## START Exercise inputs

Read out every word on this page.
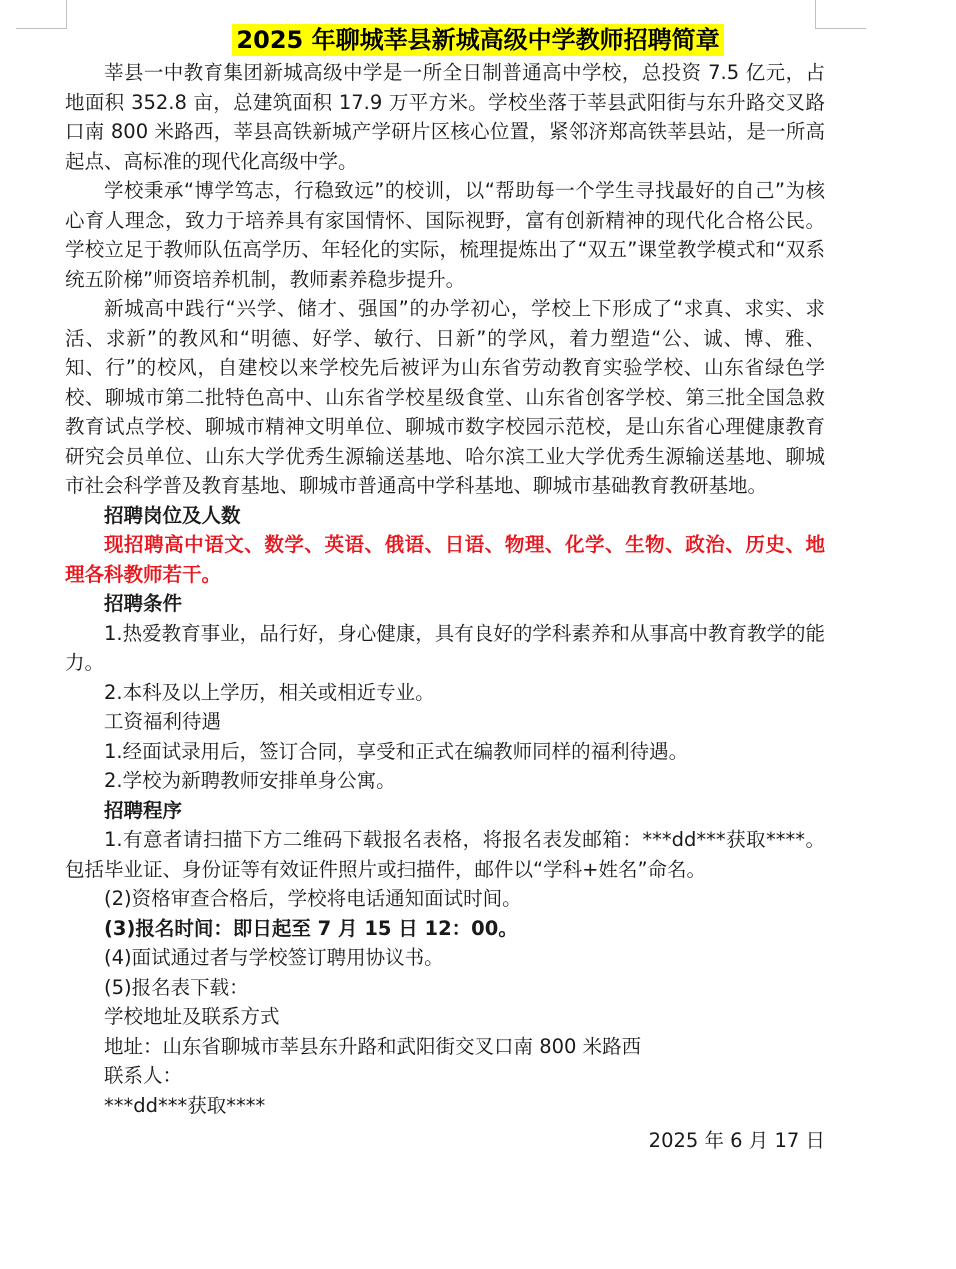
2025 年聊城莘县新城高级中学教师招聘简章

莘县一中教育集团新城高级中学是一所全日制普通高中学校，总投资 7.5 亿元，占地面积 352.8 亩，总建筑面积 17.9 万平方米。学校坐落于莘县武阳街与东升路交叉路口南 800 米路西，莘县高铁新城产学研片区核心位置，紧邻济郑高铁莘县站，是一所高起点、高标准的现代化高级中学。

学校秉承“博学笃志，行稳致远”的校训，以“帮助每一个学生寻找最好的自己”为核心育人理念，致力于培养具有家国情怀、国际视野，富有创新精神的现代化合格公民。学校立足于教师队伍高学历、年轻化的实际，梳理提炼出了“双五”课堂教学模式和“双系统五阶梯”师资培养机制，教师素养稳步提升。

新城高中践行“兴学、储才、强国”的办学初心，学校上下形成了“求真、求实、求活、求新”的教风和“明德、好学、敏行、日新”的学风，着力塑造“公、诚、博、雅、知、行”的校风，自建校以来学校先后被评为山东省劳动教育实验学校、山东省绿色学校、聊城市第二批特色高中、山东省学校星级食堂、山东省创客学校、第三批全国急救教育试点学校、聊城市精神文明单位、聊城市数字校园示范校，是山东省心理健康教育研究会员单位、山东大学优秀生源输送基地、哈尔滨工业大学优秀生源输送基地、聊城市社会科学普及教育基地、聊城市普通高中学科基地、聊城市基础教育教研基地。

招聘岗位及人数

现招聘高中语文、数学、英语、俄语、日语、物理、化学、生物、政治、历史、地理各科教师若干。

招聘条件

1.热爱教育事业，品行好，身心健康，具有良好的学科素养和从事高中教育教学的能力。

2.本科及以上学历，相关或相近专业。

工资福利待遇

1.经面试录用后，签订合同，享受和正式在编教师同样的福利待遇。

2.学校为新聘教师安排单身公寓。

招聘程序

1.有意者请扫描下方二维码下载报名表格，将报名表发邮箱：***dd***获取****。包括毕业证、身份证等有效证件照片或扫描件，邮件以“学科+姓名”命名。

(2)资格审查合格后，学校将电话通知面试时间。

(3)报名时间：即日起至 7 月 15 日 12：00。

(4)面试通过者与学校签订聘用协议书。

(5)报名表下载：

学校地址及联系方式

地址：山东省聊城市莘县东升路和武阳街交叉口南 800 米路西

联系人：

***dd***获取****

2025 年 6 月 17 日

## END Exercise inputs

- [Exercise brief]:
Omit pictures; set down the rest of the material word for word.

- [Written response]:
Read out every word on this page.
2025 年聊城莘县新城高级中学教师招聘简章

莘县一中教育集团新城高级中学是一所全日制普通高中学校，总投资 7.5 亿元，占地面积 352.8 亩，总建筑面积 17.9 万平方米。学校坐落于莘县武阳街与东升路交叉路口南 800 米路西，莘县高铁新城产学研片区核心位置，紧邻济郑高铁莘县站，是一所高起点、高标准的现代化高级中学。

学校秉承“博学笃志，行稳致远”的校训，以“帮助每一个学生寻找最好的自己”为核心育人理念，致力于培养具有家国情怀、国际视野，富有创新精神的现代化合格公民。学校立足于教师队伍高学历、年轻化的实际，梳理提炼出了“双五”课堂教学模式和“双系统五阶梯”师资培养机制，教师素养稳步提升。

新城高中践行“兴学、储才、强国”的办学初心，学校上下形成了“求真、求实、求活、求新”的教风和“明德、好学、敏行、日新”的学风，着力塑造“公、诚、博、雅、知、行”的校风，自建校以来学校先后被评为山东省劳动教育实验学校、山东省绿色学校、聊城市第二批特色高中、山东省学校星级食堂、山东省创客学校、第三批全国急救教育试点学校、聊城市精神文明单位、聊城市数字校园示范校，是山东省心理健康教育研究会员单位、山东大学优秀生源输送基地、哈尔滨工业大学优秀生源输送基地、聊城市社会科学普及教育基地、聊城市普通高中学科基地、聊城市基础教育教研基地。

招聘岗位及人数

现招聘高中语文、数学、英语、俄语、日语、物理、化学、生物、政治、历史、地理各科教师若干。

招聘条件

1.热爱教育事业，品行好，身心健康，具有良好的学科素养和从事高中教育教学的能力。

2.本科及以上学历，相关或相近专业。

工资福利待遇

1.经面试录用后，签订合同，享受和正式在编教师同样的福利待遇。

2.学校为新聘教师安排单身公寓。

招聘程序

1.有意者请扫描下方二维码下载报名表格，将报名表发邮箱：***dd***获取****。包括毕业证、身份证等有效证件照片或扫描件，邮件以“学科+姓名”命名。

(2)资格审查合格后，学校将电话通知面试时间。

(3)报名时间：即日起至 7 月 15 日 12：00。

(4)面试通过者与学校签订聘用协议书。

(5)报名表下载：

学校地址及联系方式

地址：山东省聊城市莘县东升路和武阳街交叉口南 800 米路西

联系人：

***dd***获取****

2025 年 6 月 17 日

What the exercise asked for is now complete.